— Start Provided records —
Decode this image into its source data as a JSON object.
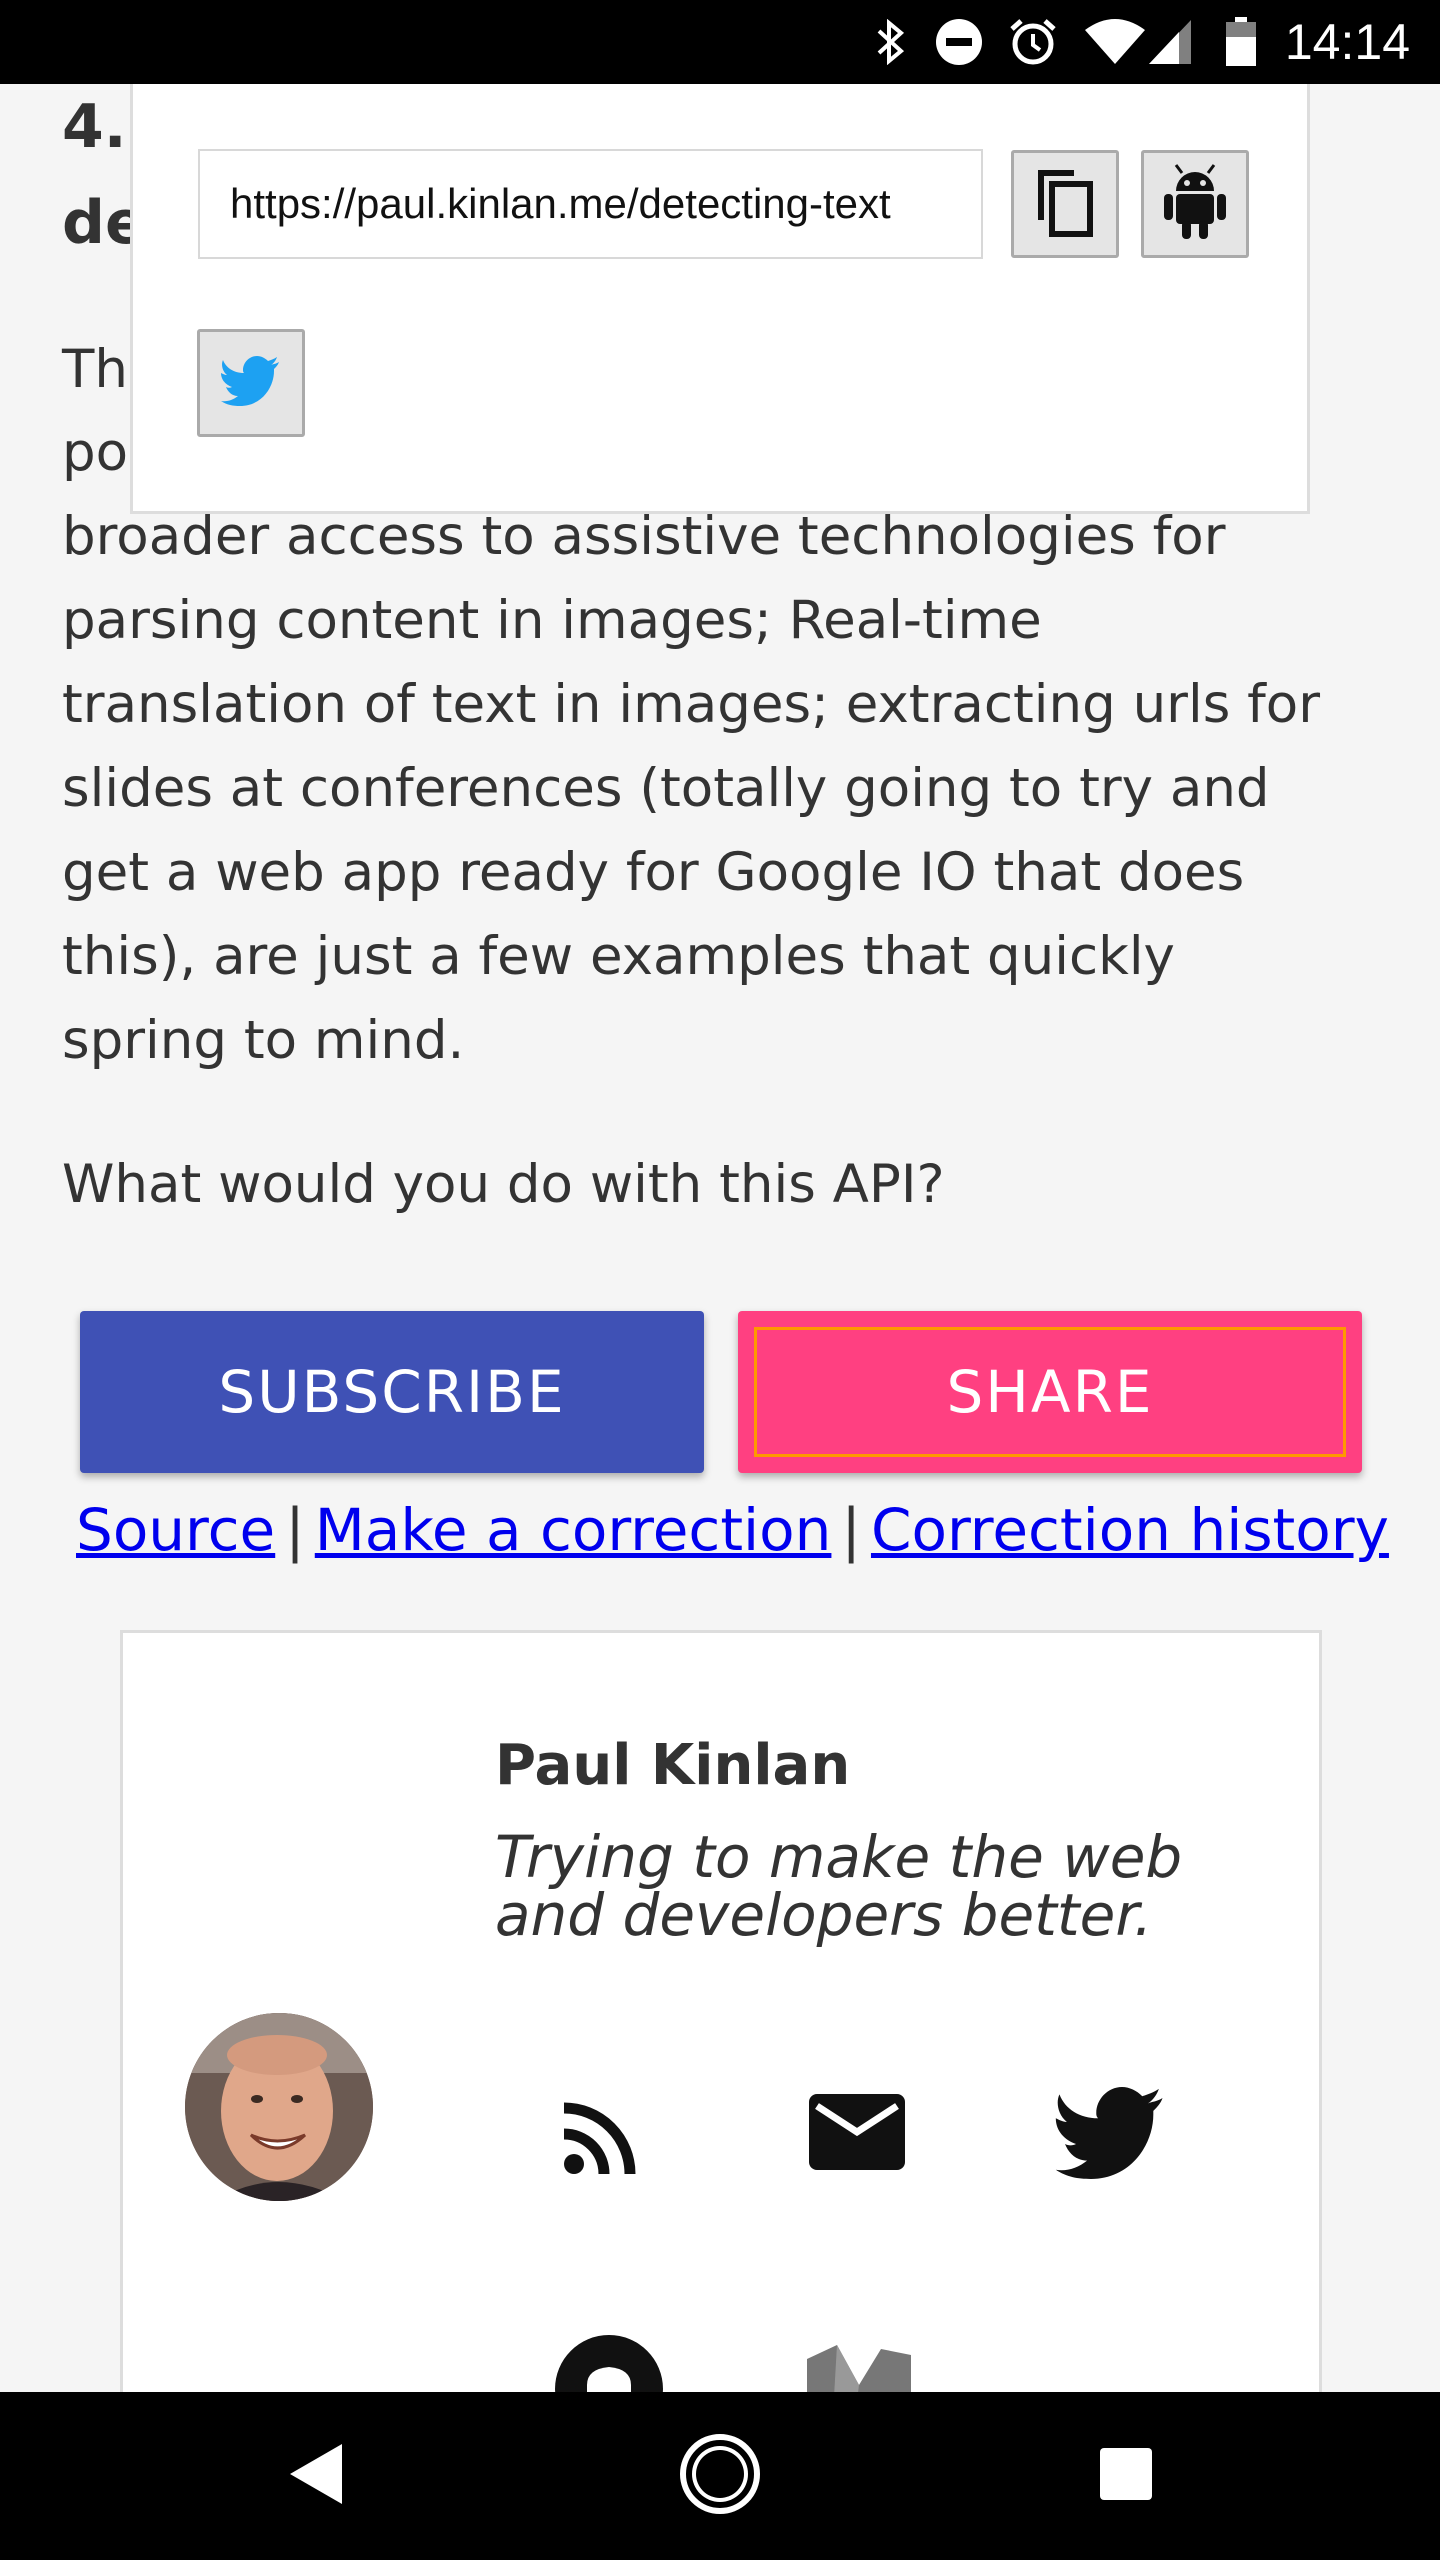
{
  "status_bar": {
    "time": "14:14",
    "icons": [
      "bluetooth-icon",
      "do-not-disturb-icon",
      "alarm-icon",
      "wifi-icon",
      "cell-signal-icon",
      "battery-icon"
    ]
  },
  "article": {
    "heading_fragment_1": "4.",
    "heading_fragment_2": "de",
    "para_fragment_1": "Th",
    "para_fragment_2": "po",
    "paragraph_lines": [
      "broader access to assistive technologies for",
      "parsing content in images; Real-time",
      "translation of text in images; extracting urls for",
      "slides at conferences (totally going to try and",
      "get a web app ready for Google IO that does",
      "this), are just a few examples that quickly",
      "spring to mind."
    ],
    "question": "What would you do with this API?"
  },
  "share_popup": {
    "url": "https://paul.kinlan.me/detecting-text",
    "copy_icon": "copy-icon",
    "android_icon": "android-icon",
    "twitter_icon": "twitter-icon"
  },
  "actions": {
    "subscribe_label": "SUBSCRIBE",
    "share_label": "SHARE"
  },
  "links": {
    "source": "Source",
    "separator": "|",
    "correction": "Make a correction",
    "history": "Correction history"
  },
  "author": {
    "name": "Paul Kinlan",
    "bio": "Trying to make the web and developers better.",
    "social_icons": [
      "rss-icon",
      "email-icon",
      "twitter-icon",
      "github-icon",
      "medium-icon"
    ]
  },
  "colors": {
    "subscribe": "#3f51b5",
    "share": "#ff4081",
    "link": "#0000ee",
    "twitter": "#1da1f2"
  }
}
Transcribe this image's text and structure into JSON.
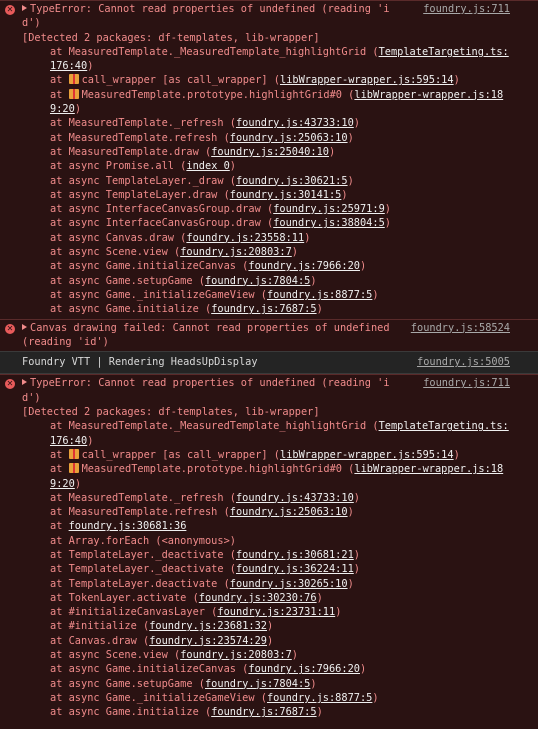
— End Provided records —
__Task__
Omit every picture, then reproduce the rest of the listing exactly.

__Answer to this problem__
Decode this image into its source data as a JSON object.
{
  "status_bar": {
    "time": "14:14",
    "icons": [
      "bluetooth-icon",
      "do-not-disturb-icon",
      "alarm-icon",
      "wifi-icon",
      "cell-signal-icon",
      "battery-icon"
    ]
  },
  "article": {
    "heading_fragment_1": "4.",
    "heading_fragment_2": "de",
    "para_fragment_1": "Th",
    "para_fragment_2": "po",
    "paragraph_lines": [
      "broader access to assistive technologies for",
      "parsing content in images; Real-time",
      "translation of text in images; extracting urls for",
      "slides at conferences (totally going to try and",
      "get a web app ready for Google IO that does",
      "this), are just a few examples that quickly",
      "spring to mind."
    ],
    "question": "What would you do with this API?"
  },
  "share_popup": {
    "url": "https://paul.kinlan.me/detecting-text",
    "copy_icon": "copy-icon",
    "android_icon": "android-icon",
    "twitter_icon": "twitter-icon"
  },
  "actions": {
    "subscribe_label": "SUBSCRIBE",
    "share_label": "SHARE"
  },
  "links": {
    "source": "Source",
    "separator": "|",
    "correction": "Make a correction",
    "history": "Correction history"
  },
  "author": {
    "name": "Paul Kinlan",
    "bio": "Trying to make the web and developers better.",
    "social_icons": [
      "rss-icon",
      "email-icon",
      "twitter-icon",
      "github-icon",
      "medium-icon"
    ]
  },
  "colors": {
    "subscribe": "#3f51b5",
    "share": "#ff4081",
    "link": "#0000ee",
    "twitter": "#1da1f2"
  }
}
Transcribe this image's text and structure into JSON.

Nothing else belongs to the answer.